*** Given records ***
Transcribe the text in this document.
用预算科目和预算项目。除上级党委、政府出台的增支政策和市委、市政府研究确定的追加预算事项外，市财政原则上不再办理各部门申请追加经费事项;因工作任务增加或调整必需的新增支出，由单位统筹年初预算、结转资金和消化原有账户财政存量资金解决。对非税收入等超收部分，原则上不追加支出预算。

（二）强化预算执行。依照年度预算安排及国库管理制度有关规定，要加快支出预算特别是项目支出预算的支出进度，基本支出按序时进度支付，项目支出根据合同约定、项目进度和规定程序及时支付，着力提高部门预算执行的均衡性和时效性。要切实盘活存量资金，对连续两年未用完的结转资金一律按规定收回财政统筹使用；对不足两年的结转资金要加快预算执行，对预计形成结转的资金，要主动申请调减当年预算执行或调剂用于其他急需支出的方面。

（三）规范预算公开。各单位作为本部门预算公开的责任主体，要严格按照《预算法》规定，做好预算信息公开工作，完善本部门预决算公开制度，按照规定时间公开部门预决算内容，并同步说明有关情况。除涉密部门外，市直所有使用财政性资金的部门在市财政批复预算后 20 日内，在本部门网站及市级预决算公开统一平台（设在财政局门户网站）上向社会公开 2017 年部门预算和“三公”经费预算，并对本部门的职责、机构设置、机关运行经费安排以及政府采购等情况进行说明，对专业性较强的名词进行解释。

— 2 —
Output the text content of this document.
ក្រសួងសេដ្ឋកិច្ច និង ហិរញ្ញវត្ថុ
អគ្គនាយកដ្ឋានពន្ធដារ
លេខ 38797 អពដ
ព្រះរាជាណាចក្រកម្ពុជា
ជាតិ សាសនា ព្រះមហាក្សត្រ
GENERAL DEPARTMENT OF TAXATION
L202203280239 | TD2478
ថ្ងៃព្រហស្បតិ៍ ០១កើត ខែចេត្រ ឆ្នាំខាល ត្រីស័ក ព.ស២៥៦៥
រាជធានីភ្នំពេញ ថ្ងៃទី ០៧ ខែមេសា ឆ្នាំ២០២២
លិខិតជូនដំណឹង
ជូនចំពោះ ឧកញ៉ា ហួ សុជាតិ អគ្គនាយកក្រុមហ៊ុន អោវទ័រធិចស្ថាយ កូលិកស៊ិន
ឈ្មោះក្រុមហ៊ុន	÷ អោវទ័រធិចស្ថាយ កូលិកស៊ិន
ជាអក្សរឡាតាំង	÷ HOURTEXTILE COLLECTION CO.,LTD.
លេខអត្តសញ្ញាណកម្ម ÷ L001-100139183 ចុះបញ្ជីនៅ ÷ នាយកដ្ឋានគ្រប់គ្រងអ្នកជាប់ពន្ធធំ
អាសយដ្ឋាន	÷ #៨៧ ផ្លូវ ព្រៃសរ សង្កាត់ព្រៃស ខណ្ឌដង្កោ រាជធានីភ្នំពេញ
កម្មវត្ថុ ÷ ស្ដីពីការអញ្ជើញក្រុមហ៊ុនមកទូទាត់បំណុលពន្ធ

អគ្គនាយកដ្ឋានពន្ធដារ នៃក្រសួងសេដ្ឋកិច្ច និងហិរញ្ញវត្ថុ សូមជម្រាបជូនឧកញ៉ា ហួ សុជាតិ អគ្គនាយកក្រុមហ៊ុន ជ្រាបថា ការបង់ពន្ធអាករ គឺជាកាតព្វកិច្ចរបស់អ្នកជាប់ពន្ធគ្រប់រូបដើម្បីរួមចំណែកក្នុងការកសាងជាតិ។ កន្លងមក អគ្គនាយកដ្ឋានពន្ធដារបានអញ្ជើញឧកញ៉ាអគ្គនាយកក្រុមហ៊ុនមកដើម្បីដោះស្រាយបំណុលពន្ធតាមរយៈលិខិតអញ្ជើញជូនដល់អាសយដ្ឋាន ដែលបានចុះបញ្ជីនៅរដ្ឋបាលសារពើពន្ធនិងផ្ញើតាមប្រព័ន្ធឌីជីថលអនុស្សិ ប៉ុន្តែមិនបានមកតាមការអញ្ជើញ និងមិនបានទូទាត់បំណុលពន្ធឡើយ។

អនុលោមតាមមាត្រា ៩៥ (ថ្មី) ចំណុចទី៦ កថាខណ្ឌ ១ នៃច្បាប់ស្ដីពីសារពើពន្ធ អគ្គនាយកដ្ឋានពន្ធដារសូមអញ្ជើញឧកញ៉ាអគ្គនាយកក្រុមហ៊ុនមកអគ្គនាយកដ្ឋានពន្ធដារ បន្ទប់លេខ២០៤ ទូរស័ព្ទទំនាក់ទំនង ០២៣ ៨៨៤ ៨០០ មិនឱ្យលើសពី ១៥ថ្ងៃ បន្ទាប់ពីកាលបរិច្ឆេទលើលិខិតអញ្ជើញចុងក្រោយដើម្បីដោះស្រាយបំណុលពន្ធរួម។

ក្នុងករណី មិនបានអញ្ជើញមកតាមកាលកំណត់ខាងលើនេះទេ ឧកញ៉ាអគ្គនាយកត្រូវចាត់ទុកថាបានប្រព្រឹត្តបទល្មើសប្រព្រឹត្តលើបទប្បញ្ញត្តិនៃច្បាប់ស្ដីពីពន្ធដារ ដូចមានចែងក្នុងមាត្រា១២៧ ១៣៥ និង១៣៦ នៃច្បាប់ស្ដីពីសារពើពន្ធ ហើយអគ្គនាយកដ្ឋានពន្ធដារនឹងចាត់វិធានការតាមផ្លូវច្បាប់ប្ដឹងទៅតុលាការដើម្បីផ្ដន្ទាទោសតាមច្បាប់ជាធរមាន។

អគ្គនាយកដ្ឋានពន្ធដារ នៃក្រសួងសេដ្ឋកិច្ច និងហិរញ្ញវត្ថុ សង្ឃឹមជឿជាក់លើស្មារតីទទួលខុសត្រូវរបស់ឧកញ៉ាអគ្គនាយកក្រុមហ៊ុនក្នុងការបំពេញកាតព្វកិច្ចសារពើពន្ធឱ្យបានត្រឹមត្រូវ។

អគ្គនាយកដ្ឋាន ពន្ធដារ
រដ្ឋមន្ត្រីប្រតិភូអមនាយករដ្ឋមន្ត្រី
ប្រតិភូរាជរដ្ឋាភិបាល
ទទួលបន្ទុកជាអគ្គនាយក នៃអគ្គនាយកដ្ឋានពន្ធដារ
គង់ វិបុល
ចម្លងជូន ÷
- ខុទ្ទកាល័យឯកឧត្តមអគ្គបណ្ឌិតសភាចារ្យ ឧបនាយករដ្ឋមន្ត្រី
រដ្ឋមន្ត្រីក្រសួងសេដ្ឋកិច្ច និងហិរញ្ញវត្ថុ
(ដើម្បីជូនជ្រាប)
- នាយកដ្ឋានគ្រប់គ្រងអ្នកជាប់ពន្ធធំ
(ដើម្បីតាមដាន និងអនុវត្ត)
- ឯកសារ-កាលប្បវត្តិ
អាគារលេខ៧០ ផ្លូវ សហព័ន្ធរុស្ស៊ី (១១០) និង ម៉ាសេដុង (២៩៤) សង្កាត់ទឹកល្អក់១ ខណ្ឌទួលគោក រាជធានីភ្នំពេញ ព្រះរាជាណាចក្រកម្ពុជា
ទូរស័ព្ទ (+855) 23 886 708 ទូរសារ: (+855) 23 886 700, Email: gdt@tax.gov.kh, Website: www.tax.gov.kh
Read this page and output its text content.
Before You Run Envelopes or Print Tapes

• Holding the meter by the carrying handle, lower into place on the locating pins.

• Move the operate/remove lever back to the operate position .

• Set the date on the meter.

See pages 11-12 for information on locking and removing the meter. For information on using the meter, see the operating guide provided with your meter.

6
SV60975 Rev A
***
* **Problem to solve**
Extract all lines that hold the word "content".

* **Output for this task**
Output the text content of this document.
Read this page and output its text content.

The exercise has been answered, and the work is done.